** Begin Exercise inputs **

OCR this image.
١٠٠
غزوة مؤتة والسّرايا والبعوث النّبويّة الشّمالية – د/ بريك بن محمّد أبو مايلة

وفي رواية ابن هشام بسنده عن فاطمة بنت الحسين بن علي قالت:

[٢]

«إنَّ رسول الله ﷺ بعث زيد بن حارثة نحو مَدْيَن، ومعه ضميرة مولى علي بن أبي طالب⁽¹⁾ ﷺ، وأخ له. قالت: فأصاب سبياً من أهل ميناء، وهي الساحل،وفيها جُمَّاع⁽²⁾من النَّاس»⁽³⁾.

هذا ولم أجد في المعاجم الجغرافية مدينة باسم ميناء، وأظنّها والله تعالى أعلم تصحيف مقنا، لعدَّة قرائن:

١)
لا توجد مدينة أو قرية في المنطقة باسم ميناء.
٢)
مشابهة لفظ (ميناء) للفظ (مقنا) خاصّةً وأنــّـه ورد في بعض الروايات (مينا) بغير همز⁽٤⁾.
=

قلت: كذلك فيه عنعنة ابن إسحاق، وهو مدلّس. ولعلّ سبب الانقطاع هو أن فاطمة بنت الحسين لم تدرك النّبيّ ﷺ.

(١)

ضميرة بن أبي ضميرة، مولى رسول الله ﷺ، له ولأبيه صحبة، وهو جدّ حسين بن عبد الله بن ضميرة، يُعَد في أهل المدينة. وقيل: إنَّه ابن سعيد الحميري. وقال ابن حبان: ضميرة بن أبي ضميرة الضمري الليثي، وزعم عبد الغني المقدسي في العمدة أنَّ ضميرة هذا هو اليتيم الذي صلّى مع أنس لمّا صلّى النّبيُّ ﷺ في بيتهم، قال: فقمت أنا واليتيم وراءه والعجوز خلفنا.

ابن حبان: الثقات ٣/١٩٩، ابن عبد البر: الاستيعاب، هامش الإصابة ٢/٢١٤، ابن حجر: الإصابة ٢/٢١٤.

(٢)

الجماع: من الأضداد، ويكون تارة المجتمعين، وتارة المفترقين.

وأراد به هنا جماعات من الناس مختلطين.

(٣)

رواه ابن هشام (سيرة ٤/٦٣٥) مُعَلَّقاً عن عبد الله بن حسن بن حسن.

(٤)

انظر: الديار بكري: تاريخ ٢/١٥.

** End Exercise inputs **

▸ What this task involves
Search the data above for the word "قالت", then gather each line in which it appears.

▸ Worked solution
وفي رواية ابن هشام بسنده عن فاطمة بنت الحسين بن علي قالت:
«إنَّ رسول الله ﷺ بعث زيد بن حارثة نحو مَدْيَن، ومعه ضميرة مولى علي بن أبي طالب⁽¹⁾ ﷺ، وأخ له. قالت: فأصاب سبياً من أهل ميناء، وهي الساحل،وفيها جُمَّاع⁽²⁾من النَّاس»⁽³⁾.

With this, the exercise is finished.